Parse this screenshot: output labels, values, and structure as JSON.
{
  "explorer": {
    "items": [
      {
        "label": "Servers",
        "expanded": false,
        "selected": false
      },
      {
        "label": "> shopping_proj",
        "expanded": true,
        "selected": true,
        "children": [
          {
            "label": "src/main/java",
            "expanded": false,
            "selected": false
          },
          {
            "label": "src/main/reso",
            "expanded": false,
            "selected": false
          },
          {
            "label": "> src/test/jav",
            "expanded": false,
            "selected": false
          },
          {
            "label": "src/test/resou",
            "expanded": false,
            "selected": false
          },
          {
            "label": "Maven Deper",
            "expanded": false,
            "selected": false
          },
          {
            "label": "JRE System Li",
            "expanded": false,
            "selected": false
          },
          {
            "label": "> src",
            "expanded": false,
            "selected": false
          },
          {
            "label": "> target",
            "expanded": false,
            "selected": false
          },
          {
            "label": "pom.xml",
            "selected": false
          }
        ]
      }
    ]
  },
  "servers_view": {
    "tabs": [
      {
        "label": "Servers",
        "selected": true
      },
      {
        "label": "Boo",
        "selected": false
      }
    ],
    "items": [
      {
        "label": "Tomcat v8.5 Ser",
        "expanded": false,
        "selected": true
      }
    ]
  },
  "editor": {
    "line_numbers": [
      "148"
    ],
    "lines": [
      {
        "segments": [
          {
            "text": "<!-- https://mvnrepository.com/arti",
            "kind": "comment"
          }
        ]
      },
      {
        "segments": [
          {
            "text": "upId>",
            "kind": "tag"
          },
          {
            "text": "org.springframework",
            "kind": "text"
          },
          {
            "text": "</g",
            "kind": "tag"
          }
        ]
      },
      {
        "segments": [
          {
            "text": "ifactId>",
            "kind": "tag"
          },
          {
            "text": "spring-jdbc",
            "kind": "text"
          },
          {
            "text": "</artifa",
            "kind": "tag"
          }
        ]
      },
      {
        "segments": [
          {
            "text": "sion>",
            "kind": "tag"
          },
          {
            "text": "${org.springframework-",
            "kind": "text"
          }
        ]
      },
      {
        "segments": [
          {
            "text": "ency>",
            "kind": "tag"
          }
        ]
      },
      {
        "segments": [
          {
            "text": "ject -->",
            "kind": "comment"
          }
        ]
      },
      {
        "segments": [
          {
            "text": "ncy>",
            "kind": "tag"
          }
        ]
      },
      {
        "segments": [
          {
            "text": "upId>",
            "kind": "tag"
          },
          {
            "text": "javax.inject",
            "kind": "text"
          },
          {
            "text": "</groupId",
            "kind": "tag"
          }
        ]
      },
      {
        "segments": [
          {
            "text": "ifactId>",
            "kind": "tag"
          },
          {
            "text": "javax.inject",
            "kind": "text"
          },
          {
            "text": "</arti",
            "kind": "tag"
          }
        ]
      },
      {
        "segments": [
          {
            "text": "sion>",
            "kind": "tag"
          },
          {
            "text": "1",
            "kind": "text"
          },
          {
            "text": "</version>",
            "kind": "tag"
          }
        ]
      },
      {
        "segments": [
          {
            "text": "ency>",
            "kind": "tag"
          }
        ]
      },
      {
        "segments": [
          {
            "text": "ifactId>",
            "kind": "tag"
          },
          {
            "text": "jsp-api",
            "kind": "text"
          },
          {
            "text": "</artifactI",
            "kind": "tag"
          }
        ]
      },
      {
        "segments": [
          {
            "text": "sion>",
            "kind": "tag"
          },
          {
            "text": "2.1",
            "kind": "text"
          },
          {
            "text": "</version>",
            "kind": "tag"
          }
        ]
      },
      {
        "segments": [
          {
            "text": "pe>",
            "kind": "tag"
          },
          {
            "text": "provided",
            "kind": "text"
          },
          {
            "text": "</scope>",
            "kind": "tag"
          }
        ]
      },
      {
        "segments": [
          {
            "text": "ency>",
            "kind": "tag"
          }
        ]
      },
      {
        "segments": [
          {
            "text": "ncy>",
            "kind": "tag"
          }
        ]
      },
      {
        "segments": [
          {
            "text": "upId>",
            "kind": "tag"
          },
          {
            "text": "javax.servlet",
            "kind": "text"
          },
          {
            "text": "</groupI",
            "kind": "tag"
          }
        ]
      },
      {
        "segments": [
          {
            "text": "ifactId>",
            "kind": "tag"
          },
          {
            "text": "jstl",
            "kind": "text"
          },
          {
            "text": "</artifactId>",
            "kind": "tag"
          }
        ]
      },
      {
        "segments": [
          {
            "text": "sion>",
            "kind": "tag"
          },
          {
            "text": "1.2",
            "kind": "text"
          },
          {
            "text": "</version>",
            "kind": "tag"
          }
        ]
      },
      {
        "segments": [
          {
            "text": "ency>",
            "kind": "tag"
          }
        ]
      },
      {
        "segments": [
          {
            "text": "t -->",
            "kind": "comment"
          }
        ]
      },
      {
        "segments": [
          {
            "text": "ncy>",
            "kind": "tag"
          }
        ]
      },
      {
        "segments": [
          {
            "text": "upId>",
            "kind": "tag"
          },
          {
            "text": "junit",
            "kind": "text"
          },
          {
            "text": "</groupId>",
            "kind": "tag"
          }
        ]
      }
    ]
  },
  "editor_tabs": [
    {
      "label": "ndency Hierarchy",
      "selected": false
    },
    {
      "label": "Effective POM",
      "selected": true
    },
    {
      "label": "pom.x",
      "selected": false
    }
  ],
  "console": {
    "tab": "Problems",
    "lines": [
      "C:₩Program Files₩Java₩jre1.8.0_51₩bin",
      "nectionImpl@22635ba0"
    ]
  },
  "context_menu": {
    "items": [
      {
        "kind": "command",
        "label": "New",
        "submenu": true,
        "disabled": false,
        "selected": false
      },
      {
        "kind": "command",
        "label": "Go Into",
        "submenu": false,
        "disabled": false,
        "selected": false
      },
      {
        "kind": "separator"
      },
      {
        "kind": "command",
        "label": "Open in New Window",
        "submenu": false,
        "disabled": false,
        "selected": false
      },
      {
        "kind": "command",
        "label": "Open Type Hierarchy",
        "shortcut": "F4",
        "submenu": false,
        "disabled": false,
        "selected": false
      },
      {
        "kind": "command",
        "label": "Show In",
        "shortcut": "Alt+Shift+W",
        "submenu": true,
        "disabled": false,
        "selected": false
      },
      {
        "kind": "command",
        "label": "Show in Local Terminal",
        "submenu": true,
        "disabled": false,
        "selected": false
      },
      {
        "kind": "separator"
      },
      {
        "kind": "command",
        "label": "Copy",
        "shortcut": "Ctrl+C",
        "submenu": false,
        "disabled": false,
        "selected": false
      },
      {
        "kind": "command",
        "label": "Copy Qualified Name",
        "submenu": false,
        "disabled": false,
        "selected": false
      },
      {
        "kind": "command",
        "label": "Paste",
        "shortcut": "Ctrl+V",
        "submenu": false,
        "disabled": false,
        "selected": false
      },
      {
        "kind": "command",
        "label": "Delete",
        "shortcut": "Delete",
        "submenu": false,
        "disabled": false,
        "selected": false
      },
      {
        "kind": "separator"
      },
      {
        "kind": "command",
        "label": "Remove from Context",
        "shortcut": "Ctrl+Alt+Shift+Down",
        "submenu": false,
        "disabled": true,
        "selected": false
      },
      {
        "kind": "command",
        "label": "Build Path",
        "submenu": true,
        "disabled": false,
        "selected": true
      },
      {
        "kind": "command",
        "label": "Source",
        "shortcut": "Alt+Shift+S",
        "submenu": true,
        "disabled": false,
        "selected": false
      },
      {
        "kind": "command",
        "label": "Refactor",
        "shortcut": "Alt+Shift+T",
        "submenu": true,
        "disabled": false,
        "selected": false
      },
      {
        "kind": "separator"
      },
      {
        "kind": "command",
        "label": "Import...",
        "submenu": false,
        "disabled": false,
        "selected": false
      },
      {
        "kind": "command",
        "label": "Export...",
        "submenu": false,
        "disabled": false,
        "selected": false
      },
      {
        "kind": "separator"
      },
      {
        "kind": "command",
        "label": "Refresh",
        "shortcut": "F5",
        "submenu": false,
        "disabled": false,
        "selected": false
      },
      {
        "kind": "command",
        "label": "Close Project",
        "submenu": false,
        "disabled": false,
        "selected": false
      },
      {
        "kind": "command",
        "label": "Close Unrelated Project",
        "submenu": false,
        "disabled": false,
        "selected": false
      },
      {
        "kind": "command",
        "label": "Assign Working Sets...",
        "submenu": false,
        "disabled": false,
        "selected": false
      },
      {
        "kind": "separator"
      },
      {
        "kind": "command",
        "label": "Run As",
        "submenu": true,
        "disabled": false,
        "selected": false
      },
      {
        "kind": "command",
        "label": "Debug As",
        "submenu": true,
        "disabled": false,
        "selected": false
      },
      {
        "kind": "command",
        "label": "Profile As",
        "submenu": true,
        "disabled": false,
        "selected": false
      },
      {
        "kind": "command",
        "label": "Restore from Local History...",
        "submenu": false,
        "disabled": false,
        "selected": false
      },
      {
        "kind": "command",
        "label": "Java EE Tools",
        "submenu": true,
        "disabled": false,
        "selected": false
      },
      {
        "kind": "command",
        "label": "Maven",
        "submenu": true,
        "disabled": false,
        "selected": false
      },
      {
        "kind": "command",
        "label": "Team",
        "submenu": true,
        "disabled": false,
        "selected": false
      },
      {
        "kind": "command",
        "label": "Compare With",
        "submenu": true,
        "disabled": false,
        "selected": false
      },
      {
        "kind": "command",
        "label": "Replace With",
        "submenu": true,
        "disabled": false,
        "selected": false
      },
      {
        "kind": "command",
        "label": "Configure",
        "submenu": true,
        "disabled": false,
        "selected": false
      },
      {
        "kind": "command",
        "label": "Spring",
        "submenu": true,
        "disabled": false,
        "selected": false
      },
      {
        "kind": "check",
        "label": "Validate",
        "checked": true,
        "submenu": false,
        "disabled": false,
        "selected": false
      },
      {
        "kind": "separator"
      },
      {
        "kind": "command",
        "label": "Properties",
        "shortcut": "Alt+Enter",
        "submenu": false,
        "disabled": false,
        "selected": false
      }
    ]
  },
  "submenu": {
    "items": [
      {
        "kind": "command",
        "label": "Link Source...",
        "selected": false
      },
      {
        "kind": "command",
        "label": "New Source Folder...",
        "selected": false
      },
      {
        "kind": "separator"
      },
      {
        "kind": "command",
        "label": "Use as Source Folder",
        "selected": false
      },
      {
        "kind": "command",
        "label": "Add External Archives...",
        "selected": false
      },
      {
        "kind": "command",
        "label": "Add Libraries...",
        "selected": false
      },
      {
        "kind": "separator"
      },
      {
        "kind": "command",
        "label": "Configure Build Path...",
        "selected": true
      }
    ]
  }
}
---+---
Copy out each line of the records where the string "Project" appears.

        "label": "Close Project",
        "label": "Close Unrelated Project",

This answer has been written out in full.